Task brief:
All entries below are to be set down again, identical to the source.

[begin The data]

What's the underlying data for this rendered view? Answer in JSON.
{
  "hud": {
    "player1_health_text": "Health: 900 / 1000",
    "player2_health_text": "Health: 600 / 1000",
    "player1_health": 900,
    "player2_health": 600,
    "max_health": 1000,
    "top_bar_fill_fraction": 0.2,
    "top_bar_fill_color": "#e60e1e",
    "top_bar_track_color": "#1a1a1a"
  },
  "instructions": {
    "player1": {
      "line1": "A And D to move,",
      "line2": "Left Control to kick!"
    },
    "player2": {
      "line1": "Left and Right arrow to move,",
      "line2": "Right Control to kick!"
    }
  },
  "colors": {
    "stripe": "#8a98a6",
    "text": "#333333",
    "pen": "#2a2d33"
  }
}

[end The data]

Task result:
What's the underlying data for this rendered view? Answer in JSON.
{
  "hud": {
    "player1_health_text": "Health: 900 / 1000",
    "player2_health_text": "Health: 600 / 1000",
    "player1_health": 900,
    "player2_health": 600,
    "max_health": 1000,
    "top_bar_fill_fraction": 0.2,
    "top_bar_fill_color": "#e60e1e",
    "top_bar_track_color": "#1a1a1a"
  },
  "instructions": {
    "player1": {
      "line1": "A And D to move,",
      "line2": "Left Control to kick!"
    },
    "player2": {
      "line1": "Left and Right arrow to move,",
      "line2": "Right Control to kick!"
    }
  },
  "colors": {
    "stripe": "#8a98a6",
    "text": "#333333",
    "pen": "#2a2d33"
  }
}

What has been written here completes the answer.